▸ Problem requirements
Write out, please, the line containing "Convert this screenshot" together with all lines after it, up to and including the last one, with no other output.

Stored data entries
------------------------------

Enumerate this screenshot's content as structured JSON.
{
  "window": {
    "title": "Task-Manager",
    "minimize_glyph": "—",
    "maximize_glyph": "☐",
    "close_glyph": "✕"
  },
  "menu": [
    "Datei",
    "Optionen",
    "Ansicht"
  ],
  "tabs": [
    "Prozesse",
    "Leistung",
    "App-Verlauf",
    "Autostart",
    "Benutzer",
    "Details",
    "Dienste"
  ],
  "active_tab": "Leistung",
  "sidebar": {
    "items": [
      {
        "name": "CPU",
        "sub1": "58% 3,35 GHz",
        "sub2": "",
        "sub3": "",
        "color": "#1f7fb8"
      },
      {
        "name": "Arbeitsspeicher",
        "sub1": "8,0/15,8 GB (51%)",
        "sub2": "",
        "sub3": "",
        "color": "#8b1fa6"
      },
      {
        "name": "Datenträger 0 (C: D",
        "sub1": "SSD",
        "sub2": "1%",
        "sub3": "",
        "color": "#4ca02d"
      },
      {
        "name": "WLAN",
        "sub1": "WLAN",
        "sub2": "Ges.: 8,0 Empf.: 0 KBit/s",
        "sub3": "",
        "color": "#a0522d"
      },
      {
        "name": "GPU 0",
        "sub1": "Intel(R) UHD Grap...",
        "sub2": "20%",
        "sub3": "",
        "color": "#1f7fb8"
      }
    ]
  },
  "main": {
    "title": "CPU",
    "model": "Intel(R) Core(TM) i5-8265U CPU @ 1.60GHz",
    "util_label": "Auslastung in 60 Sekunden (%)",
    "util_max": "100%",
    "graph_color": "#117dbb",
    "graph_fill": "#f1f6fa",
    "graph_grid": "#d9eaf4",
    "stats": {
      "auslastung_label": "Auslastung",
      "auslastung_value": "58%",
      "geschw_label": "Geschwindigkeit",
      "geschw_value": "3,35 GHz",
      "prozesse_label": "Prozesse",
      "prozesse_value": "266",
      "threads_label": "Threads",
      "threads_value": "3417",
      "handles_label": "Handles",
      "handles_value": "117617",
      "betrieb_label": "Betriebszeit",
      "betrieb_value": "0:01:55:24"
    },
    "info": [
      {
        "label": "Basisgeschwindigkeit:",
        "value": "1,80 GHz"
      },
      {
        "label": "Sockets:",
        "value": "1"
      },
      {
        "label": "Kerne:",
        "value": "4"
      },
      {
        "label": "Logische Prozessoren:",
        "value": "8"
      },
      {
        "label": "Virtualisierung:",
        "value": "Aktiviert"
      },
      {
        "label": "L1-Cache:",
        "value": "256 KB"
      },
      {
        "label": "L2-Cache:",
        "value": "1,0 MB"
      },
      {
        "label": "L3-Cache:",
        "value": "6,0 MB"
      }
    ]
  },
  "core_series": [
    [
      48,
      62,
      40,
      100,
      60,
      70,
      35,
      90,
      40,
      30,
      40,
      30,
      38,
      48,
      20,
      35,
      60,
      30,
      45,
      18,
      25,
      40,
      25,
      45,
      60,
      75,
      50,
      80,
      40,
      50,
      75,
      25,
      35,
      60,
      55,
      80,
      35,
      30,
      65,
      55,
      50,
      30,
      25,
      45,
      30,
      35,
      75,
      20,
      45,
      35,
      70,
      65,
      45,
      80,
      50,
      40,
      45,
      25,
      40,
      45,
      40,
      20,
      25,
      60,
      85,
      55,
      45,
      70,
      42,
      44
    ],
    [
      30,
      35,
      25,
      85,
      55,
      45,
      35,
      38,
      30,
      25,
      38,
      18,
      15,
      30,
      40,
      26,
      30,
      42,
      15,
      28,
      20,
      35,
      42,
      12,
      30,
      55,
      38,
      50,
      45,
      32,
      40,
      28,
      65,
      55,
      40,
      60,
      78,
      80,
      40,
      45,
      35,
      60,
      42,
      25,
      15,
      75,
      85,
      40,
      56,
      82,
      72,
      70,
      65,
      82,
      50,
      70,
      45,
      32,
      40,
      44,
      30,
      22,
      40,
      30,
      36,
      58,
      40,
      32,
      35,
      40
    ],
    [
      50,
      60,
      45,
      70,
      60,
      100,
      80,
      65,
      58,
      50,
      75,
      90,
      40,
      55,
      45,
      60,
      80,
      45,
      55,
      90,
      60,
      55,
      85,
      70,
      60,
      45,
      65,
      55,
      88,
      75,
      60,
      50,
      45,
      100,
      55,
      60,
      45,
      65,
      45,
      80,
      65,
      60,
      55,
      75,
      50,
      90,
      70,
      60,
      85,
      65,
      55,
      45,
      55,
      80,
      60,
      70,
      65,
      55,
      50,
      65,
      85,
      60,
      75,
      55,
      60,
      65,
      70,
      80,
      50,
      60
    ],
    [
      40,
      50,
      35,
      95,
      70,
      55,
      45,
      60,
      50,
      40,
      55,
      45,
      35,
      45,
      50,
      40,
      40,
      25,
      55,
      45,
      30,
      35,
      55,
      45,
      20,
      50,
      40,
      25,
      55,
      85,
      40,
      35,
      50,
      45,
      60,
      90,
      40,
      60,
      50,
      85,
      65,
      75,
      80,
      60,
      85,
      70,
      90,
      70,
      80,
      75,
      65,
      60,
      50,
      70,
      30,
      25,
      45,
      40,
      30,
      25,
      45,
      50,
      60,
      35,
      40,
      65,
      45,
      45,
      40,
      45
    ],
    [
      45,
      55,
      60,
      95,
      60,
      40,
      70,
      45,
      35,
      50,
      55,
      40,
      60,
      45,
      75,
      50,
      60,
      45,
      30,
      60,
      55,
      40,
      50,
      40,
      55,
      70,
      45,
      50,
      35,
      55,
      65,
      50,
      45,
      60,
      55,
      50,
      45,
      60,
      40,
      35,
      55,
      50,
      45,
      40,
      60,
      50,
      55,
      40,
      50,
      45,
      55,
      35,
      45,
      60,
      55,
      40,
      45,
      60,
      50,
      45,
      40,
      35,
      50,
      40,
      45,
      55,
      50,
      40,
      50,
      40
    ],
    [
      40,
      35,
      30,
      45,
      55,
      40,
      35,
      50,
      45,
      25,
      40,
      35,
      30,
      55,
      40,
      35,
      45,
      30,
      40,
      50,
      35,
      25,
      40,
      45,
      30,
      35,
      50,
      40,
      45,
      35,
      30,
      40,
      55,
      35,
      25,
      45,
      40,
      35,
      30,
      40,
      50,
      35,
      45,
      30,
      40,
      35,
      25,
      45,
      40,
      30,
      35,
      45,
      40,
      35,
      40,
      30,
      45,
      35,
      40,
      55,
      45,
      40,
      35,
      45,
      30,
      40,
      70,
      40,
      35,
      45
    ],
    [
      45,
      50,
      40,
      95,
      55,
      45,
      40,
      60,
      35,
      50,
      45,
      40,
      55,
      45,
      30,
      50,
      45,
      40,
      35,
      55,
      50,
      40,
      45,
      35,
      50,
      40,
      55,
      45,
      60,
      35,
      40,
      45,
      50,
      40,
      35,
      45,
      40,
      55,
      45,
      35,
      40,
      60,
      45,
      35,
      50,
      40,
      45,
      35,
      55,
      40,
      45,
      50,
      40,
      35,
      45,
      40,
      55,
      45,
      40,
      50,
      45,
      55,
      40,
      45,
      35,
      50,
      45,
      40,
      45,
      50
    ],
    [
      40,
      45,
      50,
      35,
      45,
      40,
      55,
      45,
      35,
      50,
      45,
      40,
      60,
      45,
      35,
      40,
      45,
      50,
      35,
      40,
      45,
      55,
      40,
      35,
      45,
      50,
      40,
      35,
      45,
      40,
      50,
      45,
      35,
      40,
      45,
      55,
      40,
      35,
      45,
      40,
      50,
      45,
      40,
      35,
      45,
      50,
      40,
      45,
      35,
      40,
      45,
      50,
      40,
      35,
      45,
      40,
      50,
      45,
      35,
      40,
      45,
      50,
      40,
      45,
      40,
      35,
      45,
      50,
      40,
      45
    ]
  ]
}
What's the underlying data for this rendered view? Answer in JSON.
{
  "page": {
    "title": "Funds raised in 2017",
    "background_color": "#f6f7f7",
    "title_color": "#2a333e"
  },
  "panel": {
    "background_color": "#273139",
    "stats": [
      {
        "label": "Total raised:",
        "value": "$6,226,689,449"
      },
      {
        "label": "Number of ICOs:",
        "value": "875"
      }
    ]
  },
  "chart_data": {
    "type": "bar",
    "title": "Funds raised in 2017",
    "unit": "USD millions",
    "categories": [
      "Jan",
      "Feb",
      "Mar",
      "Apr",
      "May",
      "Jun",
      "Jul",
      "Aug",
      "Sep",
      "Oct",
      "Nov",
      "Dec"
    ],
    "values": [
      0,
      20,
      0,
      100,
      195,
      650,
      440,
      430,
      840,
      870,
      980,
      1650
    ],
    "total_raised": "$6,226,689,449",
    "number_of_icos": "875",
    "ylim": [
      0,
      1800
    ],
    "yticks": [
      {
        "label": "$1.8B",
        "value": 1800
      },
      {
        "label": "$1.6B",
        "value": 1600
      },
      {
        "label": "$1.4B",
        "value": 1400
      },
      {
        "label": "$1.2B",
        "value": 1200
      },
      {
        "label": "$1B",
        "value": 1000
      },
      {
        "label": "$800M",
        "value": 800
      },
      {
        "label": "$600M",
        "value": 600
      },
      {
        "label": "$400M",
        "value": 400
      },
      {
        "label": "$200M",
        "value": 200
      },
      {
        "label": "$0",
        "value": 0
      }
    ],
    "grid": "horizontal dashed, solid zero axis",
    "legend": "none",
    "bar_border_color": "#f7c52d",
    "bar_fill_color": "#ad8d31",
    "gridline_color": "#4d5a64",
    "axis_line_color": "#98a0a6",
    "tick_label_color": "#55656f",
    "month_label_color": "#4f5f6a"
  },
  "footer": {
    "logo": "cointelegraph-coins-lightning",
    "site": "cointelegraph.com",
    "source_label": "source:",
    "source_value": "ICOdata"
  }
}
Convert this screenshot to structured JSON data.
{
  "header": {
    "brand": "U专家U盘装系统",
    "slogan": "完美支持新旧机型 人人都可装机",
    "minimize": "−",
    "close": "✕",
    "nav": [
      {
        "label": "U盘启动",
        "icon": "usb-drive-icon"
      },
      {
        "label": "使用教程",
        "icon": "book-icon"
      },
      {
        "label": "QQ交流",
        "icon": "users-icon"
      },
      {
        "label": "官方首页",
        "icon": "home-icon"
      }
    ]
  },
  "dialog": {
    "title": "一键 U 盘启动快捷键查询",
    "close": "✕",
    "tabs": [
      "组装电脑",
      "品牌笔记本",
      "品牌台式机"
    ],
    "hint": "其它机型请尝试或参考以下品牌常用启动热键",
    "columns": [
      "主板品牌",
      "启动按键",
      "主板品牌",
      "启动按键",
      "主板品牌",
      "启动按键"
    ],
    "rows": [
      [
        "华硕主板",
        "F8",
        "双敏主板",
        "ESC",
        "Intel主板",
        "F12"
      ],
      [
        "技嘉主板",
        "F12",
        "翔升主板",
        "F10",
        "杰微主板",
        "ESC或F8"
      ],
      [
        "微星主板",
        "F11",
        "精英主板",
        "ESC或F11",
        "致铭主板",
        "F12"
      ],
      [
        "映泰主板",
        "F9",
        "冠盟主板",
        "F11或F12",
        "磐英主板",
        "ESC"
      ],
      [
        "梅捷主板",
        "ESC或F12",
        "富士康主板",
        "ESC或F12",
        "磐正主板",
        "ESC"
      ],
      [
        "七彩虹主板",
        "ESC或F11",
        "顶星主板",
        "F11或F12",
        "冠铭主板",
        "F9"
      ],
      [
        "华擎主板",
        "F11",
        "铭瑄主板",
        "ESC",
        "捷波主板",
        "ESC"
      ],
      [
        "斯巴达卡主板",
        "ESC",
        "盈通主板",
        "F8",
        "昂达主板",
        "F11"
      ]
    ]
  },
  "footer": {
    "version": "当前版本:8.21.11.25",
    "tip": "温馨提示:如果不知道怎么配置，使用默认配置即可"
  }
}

------------------------------

▸ Output for this exercise
Convert this screenshot to structured JSON data.
{
  "header": {
    "brand": "U专家U盘装系统",
    "slogan": "完美支持新旧机型 人人都可装机",
    "minimize": "−",
    "close": "✕",
    "nav": [
      {
        "label": "U盘启动",
        "icon": "usb-drive-icon"
      },
      {
        "label": "使用教程",
        "icon": "book-icon"
      },
      {
        "label": "QQ交流",
        "icon": "users-icon"
      },
      {
        "label": "官方首页",
        "icon": "home-icon"
      }
    ]
  },
  "dialog": {
    "title": "一键 U 盘启动快捷键查询",
    "close": "✕",
    "tabs": [
      "组装电脑",
      "品牌笔记本",
      "品牌台式机"
    ],
    "hint": "其它机型请尝试或参考以下品牌常用启动热键",
    "columns": [
      "主板品牌",
      "启动按键",
      "主板品牌",
      "启动按键",
      "主板品牌",
      "启动按键"
    ],
    "rows": [
      [
        "华硕主板",
        "F8",
        "双敏主板",
        "ESC",
        "Intel主板",
        "F12"
      ],
      [
        "技嘉主板",
        "F12",
        "翔升主板",
        "F10",
        "杰微主板",
        "ESC或F8"
      ],
      [
        "微星主板",
        "F11",
        "精英主板",
        "ESC或F11",
        "致铭主板",
        "F12"
      ],
      [
        "映泰主板",
        "F9",
        "冠盟主板",
        "F11或F12",
        "磐英主板",
        "ESC"
      ],
      [
        "梅捷主板",
        "ESC或F12",
        "富士康主板",
        "ESC或F12",
        "磐正主板",
        "ESC"
      ],
      [
        "七彩虹主板",
        "ESC或F11",
        "顶星主板",
        "F11或F12",
        "冠铭主板",
        "F9"
      ],
      [
        "华擎主板",
        "F11",
        "铭瑄主板",
        "ESC",
        "捷波主板",
        "ESC"
      ],
      [
        "斯巴达卡主板",
        "ESC",
        "盈通主板",
        "F8",
        "昂达主板",
        "F11"
      ]
    ]
  },
  "footer": {
    "version": "当前版本:8.21.11.25",
    "tip": "温馨提示:如果不知道怎么配置，使用默认配置即可"
  }
}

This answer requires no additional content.